■ **Text to read**
Practical System Thinking Principles - Part II

System thinking principles are foundational truths that are applicable for analyzing complex systems across a wide range of applications. Building on the first 3 principles shared in the previous post, let's explore 2 more principles that help understand and design life systems....

Complex systems are all around us and interact with us daily, from mechanical to cyber-physical and all the way to socio-technical systems including businesses, governance and other types of interconnected elements and relationships. System Thinking allows us to manage complex systems by breaking them into manageable sizes while keeping sight of the whole; focusing on the behaviors that define such a system driven by the interactions within the system, and between the system and its environment. While complex systems are often challenging to analyze, some underlying principles anchored to a holistic view of systems cut across various types of systems and help with understanding existing systems, designing new ones, or fixing broken systems.

In this second part of the four-part series to discuss key system principles in very practical terms, I discuss two key principles that help with analyzing complex systems of all types. Building on the discussions in Part 1 where I examine the system as a synergy of subsystems, and the criticality of stakeholder needs assessment as a basis of a good system architecture, as well as solution neutrality in defining the core needs that the system addresses; I proceed to discuss the importance of preserving the identity of the system when breaking down such a system and the true test of the effectiveness of interfaces or ‘hand shakes’ within a system and with its environment.

■ **Layout records**
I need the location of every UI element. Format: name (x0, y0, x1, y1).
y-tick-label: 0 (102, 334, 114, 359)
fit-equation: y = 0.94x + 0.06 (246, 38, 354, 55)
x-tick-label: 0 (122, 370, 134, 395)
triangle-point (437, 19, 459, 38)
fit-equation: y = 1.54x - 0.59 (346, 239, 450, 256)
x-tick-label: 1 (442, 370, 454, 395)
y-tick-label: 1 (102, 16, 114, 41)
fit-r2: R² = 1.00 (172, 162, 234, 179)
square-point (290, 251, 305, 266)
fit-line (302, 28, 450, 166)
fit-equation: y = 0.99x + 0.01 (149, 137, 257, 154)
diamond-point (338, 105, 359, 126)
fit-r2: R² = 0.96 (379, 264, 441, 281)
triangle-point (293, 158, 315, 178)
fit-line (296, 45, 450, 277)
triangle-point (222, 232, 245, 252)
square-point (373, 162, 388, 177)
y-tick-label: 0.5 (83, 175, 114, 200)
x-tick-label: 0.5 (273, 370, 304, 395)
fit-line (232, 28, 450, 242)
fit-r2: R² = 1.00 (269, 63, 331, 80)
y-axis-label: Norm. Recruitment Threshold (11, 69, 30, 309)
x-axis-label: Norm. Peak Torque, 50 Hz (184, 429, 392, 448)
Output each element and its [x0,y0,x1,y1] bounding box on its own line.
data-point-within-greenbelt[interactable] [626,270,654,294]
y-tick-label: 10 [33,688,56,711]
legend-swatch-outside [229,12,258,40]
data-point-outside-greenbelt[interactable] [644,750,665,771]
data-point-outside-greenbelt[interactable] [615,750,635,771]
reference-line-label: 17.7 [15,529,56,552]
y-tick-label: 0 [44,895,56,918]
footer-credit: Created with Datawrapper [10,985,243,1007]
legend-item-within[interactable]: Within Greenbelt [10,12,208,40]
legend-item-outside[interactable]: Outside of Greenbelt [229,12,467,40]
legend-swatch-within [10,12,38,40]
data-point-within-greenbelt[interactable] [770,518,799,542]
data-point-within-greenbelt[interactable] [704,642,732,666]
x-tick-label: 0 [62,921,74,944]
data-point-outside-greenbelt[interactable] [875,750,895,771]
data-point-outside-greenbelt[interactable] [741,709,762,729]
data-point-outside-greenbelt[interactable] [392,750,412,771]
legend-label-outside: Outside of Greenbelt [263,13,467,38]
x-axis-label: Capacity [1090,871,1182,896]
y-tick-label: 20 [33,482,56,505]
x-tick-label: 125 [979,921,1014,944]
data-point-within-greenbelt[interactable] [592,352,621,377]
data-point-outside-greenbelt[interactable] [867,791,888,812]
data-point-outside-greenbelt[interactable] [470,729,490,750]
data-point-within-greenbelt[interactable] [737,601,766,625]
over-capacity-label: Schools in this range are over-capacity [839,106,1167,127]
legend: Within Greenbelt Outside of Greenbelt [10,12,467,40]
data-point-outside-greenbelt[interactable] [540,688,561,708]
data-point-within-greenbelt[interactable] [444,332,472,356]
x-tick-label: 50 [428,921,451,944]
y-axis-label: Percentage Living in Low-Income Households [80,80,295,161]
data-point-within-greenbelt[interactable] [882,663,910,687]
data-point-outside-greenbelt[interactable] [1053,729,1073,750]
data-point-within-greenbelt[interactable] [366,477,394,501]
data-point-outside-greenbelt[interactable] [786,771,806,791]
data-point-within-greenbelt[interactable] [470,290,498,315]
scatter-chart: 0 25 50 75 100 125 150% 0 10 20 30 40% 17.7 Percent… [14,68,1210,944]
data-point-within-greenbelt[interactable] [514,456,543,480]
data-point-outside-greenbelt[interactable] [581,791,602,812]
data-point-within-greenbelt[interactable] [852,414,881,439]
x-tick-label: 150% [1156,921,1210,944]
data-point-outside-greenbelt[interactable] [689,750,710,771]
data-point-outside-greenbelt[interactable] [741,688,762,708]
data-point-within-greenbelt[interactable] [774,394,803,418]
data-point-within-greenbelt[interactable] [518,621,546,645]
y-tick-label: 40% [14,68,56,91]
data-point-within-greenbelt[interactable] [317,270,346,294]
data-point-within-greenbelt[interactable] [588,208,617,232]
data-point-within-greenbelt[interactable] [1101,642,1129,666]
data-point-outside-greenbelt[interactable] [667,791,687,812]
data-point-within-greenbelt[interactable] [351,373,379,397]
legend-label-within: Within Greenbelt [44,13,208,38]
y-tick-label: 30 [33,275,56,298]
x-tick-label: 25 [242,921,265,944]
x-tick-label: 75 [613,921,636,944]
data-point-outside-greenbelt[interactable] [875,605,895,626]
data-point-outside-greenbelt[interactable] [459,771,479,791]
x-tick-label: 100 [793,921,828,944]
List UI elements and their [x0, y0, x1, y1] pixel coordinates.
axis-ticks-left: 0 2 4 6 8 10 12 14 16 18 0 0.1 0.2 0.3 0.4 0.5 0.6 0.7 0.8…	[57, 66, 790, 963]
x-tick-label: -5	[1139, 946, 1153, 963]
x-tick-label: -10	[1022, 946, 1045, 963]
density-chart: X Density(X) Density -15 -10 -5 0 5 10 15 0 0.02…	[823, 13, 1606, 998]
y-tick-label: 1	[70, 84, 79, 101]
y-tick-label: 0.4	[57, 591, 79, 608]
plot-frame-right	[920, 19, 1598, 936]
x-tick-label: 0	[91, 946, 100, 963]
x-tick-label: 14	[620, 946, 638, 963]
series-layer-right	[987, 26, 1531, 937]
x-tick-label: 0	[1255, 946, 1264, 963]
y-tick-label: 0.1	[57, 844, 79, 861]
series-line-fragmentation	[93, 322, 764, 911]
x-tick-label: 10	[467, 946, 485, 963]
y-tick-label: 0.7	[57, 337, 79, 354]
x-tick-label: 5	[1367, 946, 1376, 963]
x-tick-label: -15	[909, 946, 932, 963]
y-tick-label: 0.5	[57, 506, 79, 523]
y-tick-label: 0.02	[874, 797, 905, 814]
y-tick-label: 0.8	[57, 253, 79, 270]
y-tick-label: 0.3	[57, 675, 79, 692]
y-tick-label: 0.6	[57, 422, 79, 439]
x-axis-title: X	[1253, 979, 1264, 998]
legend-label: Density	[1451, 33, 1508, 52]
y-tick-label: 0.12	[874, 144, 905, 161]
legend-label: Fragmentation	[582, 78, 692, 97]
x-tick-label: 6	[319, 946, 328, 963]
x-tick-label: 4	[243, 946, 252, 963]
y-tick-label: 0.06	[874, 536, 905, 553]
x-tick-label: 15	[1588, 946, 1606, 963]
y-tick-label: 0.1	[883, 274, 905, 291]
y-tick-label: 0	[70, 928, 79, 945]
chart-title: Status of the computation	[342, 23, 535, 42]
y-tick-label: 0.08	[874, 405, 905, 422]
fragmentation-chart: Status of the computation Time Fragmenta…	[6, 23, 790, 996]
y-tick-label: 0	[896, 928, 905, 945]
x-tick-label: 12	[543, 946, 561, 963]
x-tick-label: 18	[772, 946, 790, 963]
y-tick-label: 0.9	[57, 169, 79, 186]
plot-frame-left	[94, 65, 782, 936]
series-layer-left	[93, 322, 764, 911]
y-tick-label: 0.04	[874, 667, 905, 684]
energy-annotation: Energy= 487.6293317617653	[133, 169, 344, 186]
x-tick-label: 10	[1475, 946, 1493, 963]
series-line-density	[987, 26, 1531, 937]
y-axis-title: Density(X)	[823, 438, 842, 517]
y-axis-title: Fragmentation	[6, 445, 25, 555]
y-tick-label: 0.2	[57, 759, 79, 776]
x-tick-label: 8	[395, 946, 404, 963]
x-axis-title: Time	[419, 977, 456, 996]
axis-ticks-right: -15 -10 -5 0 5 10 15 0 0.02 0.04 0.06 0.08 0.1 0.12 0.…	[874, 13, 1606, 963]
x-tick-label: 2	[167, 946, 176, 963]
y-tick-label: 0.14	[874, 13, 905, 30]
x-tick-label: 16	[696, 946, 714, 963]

■ **Exercise 1**
According to the system thinking text, how many parts make up the series?
■ **Exercise 2**
Please transcribe the stretch of the system thinking text from "System thinking principles are" through "design life systems....".

■ **Written response 1**
Four parts.

■ **Written response 2**
System thinking principles are foundational truths that are applicable for analyzing complex systems across a wide range of applications. Building on the first 3 principles shared in the previous post, let's explore 2 more principles that help understand and design life systems....